What you should do: Please copy every line of the material below word for word.

Spatial layout entries:
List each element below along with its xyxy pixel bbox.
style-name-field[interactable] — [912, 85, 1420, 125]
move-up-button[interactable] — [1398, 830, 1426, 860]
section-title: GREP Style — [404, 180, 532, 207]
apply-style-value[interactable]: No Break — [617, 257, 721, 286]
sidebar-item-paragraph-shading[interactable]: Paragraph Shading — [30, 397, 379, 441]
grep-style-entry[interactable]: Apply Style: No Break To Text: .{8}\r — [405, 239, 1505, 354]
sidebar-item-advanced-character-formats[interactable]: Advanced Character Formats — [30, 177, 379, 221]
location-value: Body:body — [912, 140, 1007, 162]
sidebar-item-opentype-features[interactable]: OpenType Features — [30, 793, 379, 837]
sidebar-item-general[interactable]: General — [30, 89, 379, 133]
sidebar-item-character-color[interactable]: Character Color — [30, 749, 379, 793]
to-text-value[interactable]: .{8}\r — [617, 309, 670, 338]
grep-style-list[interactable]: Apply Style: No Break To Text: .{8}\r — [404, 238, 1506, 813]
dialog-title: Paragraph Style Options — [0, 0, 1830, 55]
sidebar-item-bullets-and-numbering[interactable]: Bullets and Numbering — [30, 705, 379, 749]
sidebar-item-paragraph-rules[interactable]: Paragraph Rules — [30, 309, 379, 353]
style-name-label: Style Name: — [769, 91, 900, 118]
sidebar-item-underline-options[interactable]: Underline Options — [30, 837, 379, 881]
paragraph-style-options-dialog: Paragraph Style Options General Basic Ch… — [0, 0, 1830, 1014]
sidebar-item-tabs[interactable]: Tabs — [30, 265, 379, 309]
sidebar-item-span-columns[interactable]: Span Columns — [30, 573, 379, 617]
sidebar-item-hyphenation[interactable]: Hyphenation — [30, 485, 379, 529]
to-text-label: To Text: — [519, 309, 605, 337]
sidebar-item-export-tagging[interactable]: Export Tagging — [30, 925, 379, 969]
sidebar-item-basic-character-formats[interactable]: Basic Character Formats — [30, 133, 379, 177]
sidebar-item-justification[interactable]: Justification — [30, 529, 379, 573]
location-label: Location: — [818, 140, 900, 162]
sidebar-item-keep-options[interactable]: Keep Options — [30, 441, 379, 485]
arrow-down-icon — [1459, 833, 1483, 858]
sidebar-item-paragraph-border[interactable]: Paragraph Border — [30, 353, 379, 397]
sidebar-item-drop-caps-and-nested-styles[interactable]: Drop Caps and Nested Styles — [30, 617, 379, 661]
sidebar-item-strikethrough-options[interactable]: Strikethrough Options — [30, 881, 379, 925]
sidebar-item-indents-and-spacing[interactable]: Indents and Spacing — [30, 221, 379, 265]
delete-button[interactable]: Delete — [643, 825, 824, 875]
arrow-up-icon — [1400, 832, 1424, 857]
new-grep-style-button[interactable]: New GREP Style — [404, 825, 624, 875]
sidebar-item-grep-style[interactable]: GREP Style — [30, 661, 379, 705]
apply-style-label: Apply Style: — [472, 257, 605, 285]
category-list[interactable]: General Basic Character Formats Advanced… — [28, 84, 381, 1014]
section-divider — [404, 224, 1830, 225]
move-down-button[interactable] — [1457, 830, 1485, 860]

Result of this exercise:
List each element below along with its xyxy pixel bbox.
style-name-field[interactable] — [912, 85, 1420, 125]
move-up-button[interactable] — [1398, 830, 1426, 860]
section-title: GREP Style — [404, 180, 532, 207]
apply-style-value[interactable]: No Break — [617, 257, 721, 286]
sidebar-item-paragraph-shading[interactable]: Paragraph Shading — [30, 397, 379, 441]
grep-style-entry[interactable]: Apply Style: No Break To Text: .{8}\r — [405, 239, 1505, 354]
sidebar-item-advanced-character-formats[interactable]: Advanced Character Formats — [30, 177, 379, 221]
location-value: Body:body — [912, 140, 1007, 162]
sidebar-item-opentype-features[interactable]: OpenType Features — [30, 793, 379, 837]
sidebar-item-general[interactable]: General — [30, 89, 379, 133]
sidebar-item-character-color[interactable]: Character Color — [30, 749, 379, 793]
to-text-value[interactable]: .{8}\r — [617, 309, 670, 338]
grep-style-list[interactable]: Apply Style: No Break To Text: .{8}\r — [404, 238, 1506, 813]
dialog-title: Paragraph Style Options — [0, 0, 1830, 55]
sidebar-item-bullets-and-numbering[interactable]: Bullets and Numbering — [30, 705, 379, 749]
sidebar-item-paragraph-rules[interactable]: Paragraph Rules — [30, 309, 379, 353]
style-name-label: Style Name: — [769, 91, 900, 118]
sidebar-item-underline-options[interactable]: Underline Options — [30, 837, 379, 881]
paragraph-style-options-dialog: Paragraph Style Options General Basic Ch… — [0, 0, 1830, 1014]
sidebar-item-tabs[interactable]: Tabs — [30, 265, 379, 309]
sidebar-item-span-columns[interactable]: Span Columns — [30, 573, 379, 617]
sidebar-item-hyphenation[interactable]: Hyphenation — [30, 485, 379, 529]
to-text-label: To Text: — [519, 309, 605, 337]
sidebar-item-export-tagging[interactable]: Export Tagging — [30, 925, 379, 969]
sidebar-item-basic-character-formats[interactable]: Basic Character Formats — [30, 133, 379, 177]
sidebar-item-justification[interactable]: Justification — [30, 529, 379, 573]
location-label: Location: — [818, 140, 900, 162]
sidebar-item-keep-options[interactable]: Keep Options — [30, 441, 379, 485]
arrow-down-icon — [1459, 833, 1483, 858]
sidebar-item-paragraph-border[interactable]: Paragraph Border — [30, 353, 379, 397]
sidebar-item-drop-caps-and-nested-styles[interactable]: Drop Caps and Nested Styles — [30, 617, 379, 661]
sidebar-item-strikethrough-options[interactable]: Strikethrough Options — [30, 881, 379, 925]
sidebar-item-indents-and-spacing[interactable]: Indents and Spacing — [30, 221, 379, 265]
delete-button[interactable]: Delete — [643, 825, 824, 875]
arrow-up-icon — [1400, 832, 1424, 857]
new-grep-style-button[interactable]: New GREP Style — [404, 825, 624, 875]
sidebar-item-grep-style[interactable]: GREP Style — [30, 661, 379, 705]
apply-style-label: Apply Style: — [472, 257, 605, 285]
category-list[interactable]: General Basic Character Formats Advanced… — [28, 84, 381, 1014]
section-divider — [404, 224, 1830, 225]
move-down-button[interactable] — [1457, 830, 1485, 860]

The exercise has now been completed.